:: Exercise directions ::
Output each entry below as it stands, leaving out every picture.

----------------------------------------

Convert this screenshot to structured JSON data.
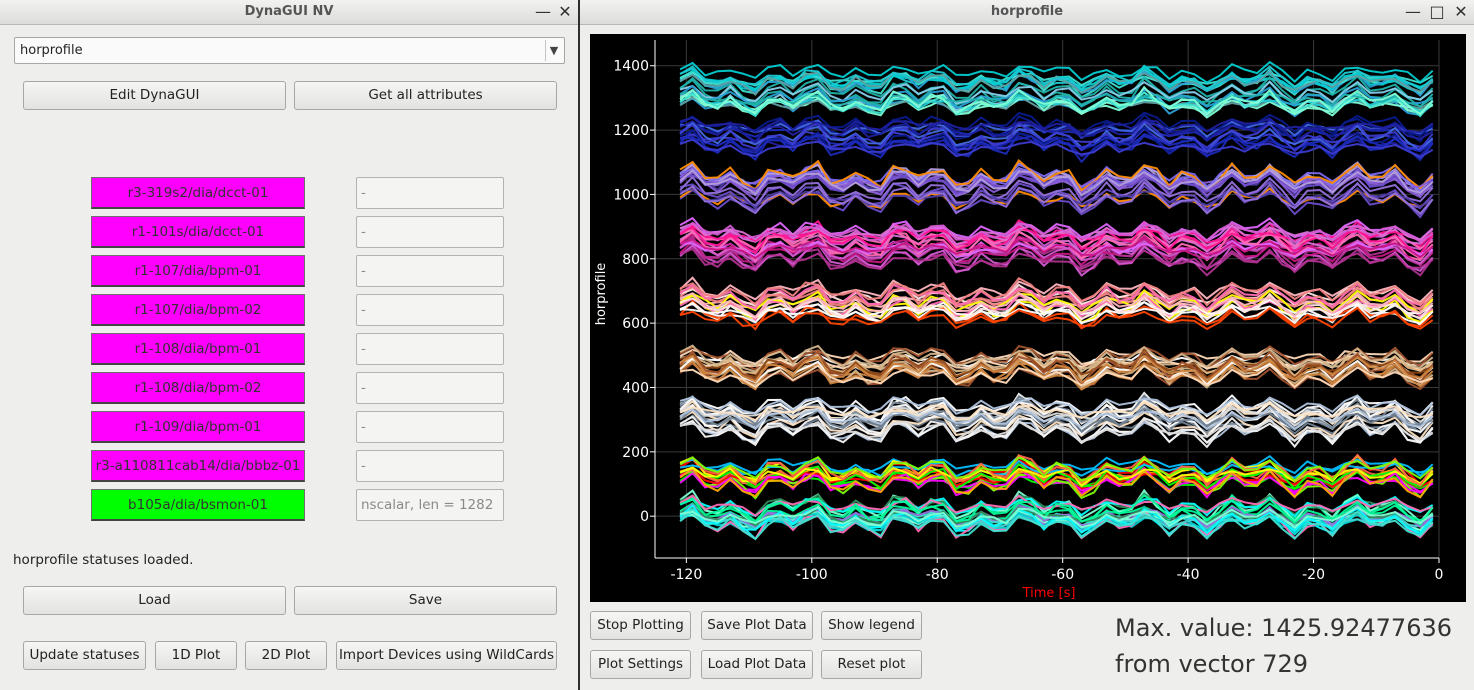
{
  "left_window": {
    "title": "DynaGUI NV",
    "min_symbol": "—",
    "close_symbol": "✕",
    "combo_value": "horprofile",
    "combo_arrow": "⌵",
    "edit_button": "Edit DynaGUI",
    "get_all_button": "Get all attributes",
    "devices": [
      {
        "name": "r3-319s2/dia/dcct-01",
        "value": "-",
        "color": "#ff00ff"
      },
      {
        "name": "r1-101s/dia/dcct-01",
        "value": "-",
        "color": "#ff00ff"
      },
      {
        "name": "r1-107/dia/bpm-01",
        "value": "-",
        "color": "#ff00ff"
      },
      {
        "name": "r1-107/dia/bpm-02",
        "value": "-",
        "color": "#ff00ff"
      },
      {
        "name": "r1-108/dia/bpm-01",
        "value": "-",
        "color": "#ff00ff"
      },
      {
        "name": "r1-108/dia/bpm-02",
        "value": "-",
        "color": "#ff00ff"
      },
      {
        "name": "r1-109/dia/bpm-01",
        "value": "-",
        "color": "#ff00ff"
      },
      {
        "name": "r3-a110811cab14/dia/bbbz-01",
        "value": "-",
        "color": "#ff00ff"
      },
      {
        "name": "b105a/dia/bsmon-01",
        "value": "nscalar, len = 1282",
        "color": "#00ff00"
      }
    ],
    "status_text": "horprofile statuses loaded.",
    "load_button": "Load",
    "save_button": "Save",
    "update_button": "Update statuses",
    "plot1d_button": "1D Plot",
    "plot2d_button": "2D Plot",
    "import_button": "Import Devices using WildCards"
  },
  "right_window": {
    "title": "horprofile",
    "min_symbol": "—",
    "max_symbol": "□",
    "close_symbol": "✕",
    "stop_button": "Stop Plotting",
    "save_plot_button": "Save Plot Data",
    "legend_button": "Show legend",
    "settings_button": "Plot Settings",
    "load_plot_button": "Load Plot Data",
    "reset_button": "Reset plot",
    "max_line1": "Max. value: 1425.92477636",
    "max_line2": "from vector 729"
  },
  "chart_data": {
    "type": "line",
    "xlabel": "Time [s]",
    "ylabel": "horprofile",
    "xlim": [
      -125,
      0
    ],
    "ylim": [
      -130,
      1480
    ],
    "x_ticks": [
      -120,
      -100,
      -80,
      -60,
      -40,
      -20,
      0
    ],
    "y_ticks": [
      0,
      200,
      400,
      600,
      800,
      1000,
      1200,
      1400
    ],
    "grid": true,
    "xlabel_color": "#ff0000",
    "max_value": 1425.92477636,
    "max_vector": 729,
    "x": [
      -121,
      -119,
      -117,
      -115,
      -113,
      -111,
      -109,
      -107,
      -105,
      -103,
      -101,
      -99,
      -97,
      -95,
      -93,
      -91,
      -89,
      -87,
      -85,
      -83,
      -81,
      -79,
      -77,
      -75,
      -73,
      -71,
      -69,
      -67,
      -65,
      -63,
      -61,
      -59,
      -57,
      -55,
      -53,
      -51,
      -49,
      -47,
      -45,
      -43,
      -41,
      -39,
      -37,
      -35,
      -33,
      -31,
      -29,
      -27,
      -25,
      -23,
      -21,
      -19,
      -17,
      -15,
      -13,
      -11,
      -9,
      -7,
      -5,
      -3,
      -1
    ],
    "bands": [
      {
        "base": 1330,
        "spread": 110,
        "count": 22,
        "colors": [
          "#1ec8d2",
          "#2a9fd6",
          "#40e0d0",
          "#00ced1",
          "#20b2aa",
          "#7fffd4",
          "#5f9ea0",
          "#87ceeb"
        ]
      },
      {
        "base": 1180,
        "spread": 80,
        "count": 14,
        "colors": [
          "#1b2ab8",
          "#0a1a8a",
          "#3b3bd0",
          "#2020a0",
          "#4169e1"
        ]
      },
      {
        "base": 1020,
        "spread": 90,
        "count": 18,
        "colors": [
          "#8a5cd6",
          "#6a4cc8",
          "#9370db",
          "#b39ddb",
          "#7b68ee",
          "#ff8c00",
          "#4a3aa0"
        ]
      },
      {
        "base": 840,
        "spread": 100,
        "count": 22,
        "colors": [
          "#d25ad2",
          "#e066ff",
          "#ff69b4",
          "#ff1493",
          "#c71585",
          "#da70d6",
          "#b03090"
        ]
      },
      {
        "base": 660,
        "spread": 90,
        "count": 18,
        "colors": [
          "#ffffff",
          "#ffe4e1",
          "#ffb6c1",
          "#f08080",
          "#ff4500",
          "#ffff00",
          "#ff69b4"
        ]
      },
      {
        "base": 470,
        "spread": 80,
        "count": 18,
        "colors": [
          "#a0522d",
          "#cd853f",
          "#d2b48c",
          "#ffdab9",
          "#ffffff",
          "#deb887",
          "#8b4513"
        ]
      },
      {
        "base": 300,
        "spread": 90,
        "count": 20,
        "colors": [
          "#ffffff",
          "#f5f5f5",
          "#708090",
          "#b0c4de",
          "#ffe4c4",
          "#dcdcdc",
          "#778899"
        ]
      },
      {
        "base": 130,
        "spread": 60,
        "count": 16,
        "colors": [
          "#ff0000",
          "#00ff00",
          "#ff00ff",
          "#ffa500",
          "#00bfff",
          "#ffff00",
          "#ff6347",
          "#7cfc00"
        ]
      },
      {
        "base": 0,
        "spread": 70,
        "count": 22,
        "colors": [
          "#00ffff",
          "#00fa9a",
          "#40e0d0",
          "#7fffd4",
          "#00ced1",
          "#48d1cc",
          "#9370db",
          "#ff69b4",
          "#2e8b57"
        ]
      }
    ]
  }
}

----------------------------------------

:: Task answer ::
Convert this screenshot to structured JSON data.
{
  "left_window": {
    "title": "DynaGUI NV",
    "min_symbol": "—",
    "close_symbol": "✕",
    "combo_value": "horprofile",
    "combo_arrow": "⌵",
    "edit_button": "Edit DynaGUI",
    "get_all_button": "Get all attributes",
    "devices": [
      {
        "name": "r3-319s2/dia/dcct-01",
        "value": "-",
        "color": "#ff00ff"
      },
      {
        "name": "r1-101s/dia/dcct-01",
        "value": "-",
        "color": "#ff00ff"
      },
      {
        "name": "r1-107/dia/bpm-01",
        "value": "-",
        "color": "#ff00ff"
      },
      {
        "name": "r1-107/dia/bpm-02",
        "value": "-",
        "color": "#ff00ff"
      },
      {
        "name": "r1-108/dia/bpm-01",
        "value": "-",
        "color": "#ff00ff"
      },
      {
        "name": "r1-108/dia/bpm-02",
        "value": "-",
        "color": "#ff00ff"
      },
      {
        "name": "r1-109/dia/bpm-01",
        "value": "-",
        "color": "#ff00ff"
      },
      {
        "name": "r3-a110811cab14/dia/bbbz-01",
        "value": "-",
        "color": "#ff00ff"
      },
      {
        "name": "b105a/dia/bsmon-01",
        "value": "nscalar, len = 1282",
        "color": "#00ff00"
      }
    ],
    "status_text": "horprofile statuses loaded.",
    "load_button": "Load",
    "save_button": "Save",
    "update_button": "Update statuses",
    "plot1d_button": "1D Plot",
    "plot2d_button": "2D Plot",
    "import_button": "Import Devices using WildCards"
  },
  "right_window": {
    "title": "horprofile",
    "min_symbol": "—",
    "max_symbol": "□",
    "close_symbol": "✕",
    "stop_button": "Stop Plotting",
    "save_plot_button": "Save Plot Data",
    "legend_button": "Show legend",
    "settings_button": "Plot Settings",
    "load_plot_button": "Load Plot Data",
    "reset_button": "Reset plot",
    "max_line1": "Max. value: 1425.92477636",
    "max_line2": "from vector 729"
  },
  "chart_data": {
    "type": "line",
    "xlabel": "Time [s]",
    "ylabel": "horprofile",
    "xlim": [
      -125,
      0
    ],
    "ylim": [
      -130,
      1480
    ],
    "x_ticks": [
      -120,
      -100,
      -80,
      -60,
      -40,
      -20,
      0
    ],
    "y_ticks": [
      0,
      200,
      400,
      600,
      800,
      1000,
      1200,
      1400
    ],
    "grid": true,
    "xlabel_color": "#ff0000",
    "max_value": 1425.92477636,
    "max_vector": 729,
    "x": [
      -121,
      -119,
      -117,
      -115,
      -113,
      -111,
      -109,
      -107,
      -105,
      -103,
      -101,
      -99,
      -97,
      -95,
      -93,
      -91,
      -89,
      -87,
      -85,
      -83,
      -81,
      -79,
      -77,
      -75,
      -73,
      -71,
      -69,
      -67,
      -65,
      -63,
      -61,
      -59,
      -57,
      -55,
      -53,
      -51,
      -49,
      -47,
      -45,
      -43,
      -41,
      -39,
      -37,
      -35,
      -33,
      -31,
      -29,
      -27,
      -25,
      -23,
      -21,
      -19,
      -17,
      -15,
      -13,
      -11,
      -9,
      -7,
      -5,
      -3,
      -1
    ],
    "bands": [
      {
        "base": 1330,
        "spread": 110,
        "count": 22,
        "colors": [
          "#1ec8d2",
          "#2a9fd6",
          "#40e0d0",
          "#00ced1",
          "#20b2aa",
          "#7fffd4",
          "#5f9ea0",
          "#87ceeb"
        ]
      },
      {
        "base": 1180,
        "spread": 80,
        "count": 14,
        "colors": [
          "#1b2ab8",
          "#0a1a8a",
          "#3b3bd0",
          "#2020a0",
          "#4169e1"
        ]
      },
      {
        "base": 1020,
        "spread": 90,
        "count": 18,
        "colors": [
          "#8a5cd6",
          "#6a4cc8",
          "#9370db",
          "#b39ddb",
          "#7b68ee",
          "#ff8c00",
          "#4a3aa0"
        ]
      },
      {
        "base": 840,
        "spread": 100,
        "count": 22,
        "colors": [
          "#d25ad2",
          "#e066ff",
          "#ff69b4",
          "#ff1493",
          "#c71585",
          "#da70d6",
          "#b03090"
        ]
      },
      {
        "base": 660,
        "spread": 90,
        "count": 18,
        "colors": [
          "#ffffff",
          "#ffe4e1",
          "#ffb6c1",
          "#f08080",
          "#ff4500",
          "#ffff00",
          "#ff69b4"
        ]
      },
      {
        "base": 470,
        "spread": 80,
        "count": 18,
        "colors": [
          "#a0522d",
          "#cd853f",
          "#d2b48c",
          "#ffdab9",
          "#ffffff",
          "#deb887",
          "#8b4513"
        ]
      },
      {
        "base": 300,
        "spread": 90,
        "count": 20,
        "colors": [
          "#ffffff",
          "#f5f5f5",
          "#708090",
          "#b0c4de",
          "#ffe4c4",
          "#dcdcdc",
          "#778899"
        ]
      },
      {
        "base": 130,
        "spread": 60,
        "count": 16,
        "colors": [
          "#ff0000",
          "#00ff00",
          "#ff00ff",
          "#ffa500",
          "#00bfff",
          "#ffff00",
          "#ff6347",
          "#7cfc00"
        ]
      },
      {
        "base": 0,
        "spread": 70,
        "count": 22,
        "colors": [
          "#00ffff",
          "#00fa9a",
          "#40e0d0",
          "#7fffd4",
          "#00ced1",
          "#48d1cc",
          "#9370db",
          "#ff69b4",
          "#2e8b57"
        ]
      }
    ]
  }
}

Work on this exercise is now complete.